Repeat the records exactly. Every line must match.

*Material to process*
○ ○ ○ ○ ○ ○ ○

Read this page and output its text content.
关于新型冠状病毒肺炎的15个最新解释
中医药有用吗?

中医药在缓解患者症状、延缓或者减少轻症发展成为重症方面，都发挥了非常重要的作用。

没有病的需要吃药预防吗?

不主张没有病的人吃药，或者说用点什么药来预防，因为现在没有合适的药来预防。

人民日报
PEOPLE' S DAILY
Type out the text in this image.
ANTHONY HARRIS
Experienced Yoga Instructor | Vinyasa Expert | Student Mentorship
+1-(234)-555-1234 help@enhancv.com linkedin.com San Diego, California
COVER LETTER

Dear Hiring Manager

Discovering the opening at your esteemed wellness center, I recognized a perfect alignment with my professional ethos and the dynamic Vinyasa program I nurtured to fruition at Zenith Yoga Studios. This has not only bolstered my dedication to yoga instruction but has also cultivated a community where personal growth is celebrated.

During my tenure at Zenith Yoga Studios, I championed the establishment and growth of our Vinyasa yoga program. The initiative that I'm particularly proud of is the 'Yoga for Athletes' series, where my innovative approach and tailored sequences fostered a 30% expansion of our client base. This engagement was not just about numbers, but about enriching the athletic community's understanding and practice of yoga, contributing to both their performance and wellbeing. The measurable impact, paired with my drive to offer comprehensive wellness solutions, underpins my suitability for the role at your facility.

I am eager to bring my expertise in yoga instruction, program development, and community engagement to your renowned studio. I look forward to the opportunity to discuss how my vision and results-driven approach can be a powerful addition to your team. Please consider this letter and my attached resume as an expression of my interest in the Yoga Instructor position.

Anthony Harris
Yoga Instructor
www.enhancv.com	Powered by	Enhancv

○ ○ ○ ○ ○ ○ ○

*Solution to this exercise*
Read this page and output its text content.
关于新型冠状病毒肺炎的15个最新解释
中医药有用吗?

中医药在缓解患者症状、延缓或者减少轻症发展成为重症方面，都发挥了非常重要的作用。

没有病的需要吃药预防吗?

不主张没有病的人吃药，或者说用点什么药来预防，因为现在没有合适的药来预防。

人民日报
PEOPLE' S DAILY
Type out the text in this image.
ANTHONY HARRIS
Experienced Yoga Instructor | Vinyasa Expert | Student Mentorship
+1-(234)-555-1234 help@enhancv.com linkedin.com San Diego, California
COVER LETTER

Dear Hiring Manager

Discovering the opening at your esteemed wellness center, I recognized a perfect alignment with my professional ethos and the dynamic Vinyasa program I nurtured to fruition at Zenith Yoga Studios. This has not only bolstered my dedication to yoga instruction but has also cultivated a community where personal growth is celebrated.

During my tenure at Zenith Yoga Studios, I championed the establishment and growth of our Vinyasa yoga program. The initiative that I'm particularly proud of is the 'Yoga for Athletes' series, where my innovative approach and tailored sequences fostered a 30% expansion of our client base. This engagement was not just about numbers, but about enriching the athletic community's understanding and practice of yoga, contributing to both their performance and wellbeing. The measurable impact, paired with my drive to offer comprehensive wellness solutions, underpins my suitability for the role at your facility.

I am eager to bring my expertise in yoga instruction, program development, and community engagement to your renowned studio. I look forward to the opportunity to discuss how my vision and results-driven approach can be a powerful addition to your team. Please consider this letter and my attached resume as an expression of my interest in the Yoga Instructor position.

Anthony Harris
Yoga Instructor
www.enhancv.com	Powered by	Enhancv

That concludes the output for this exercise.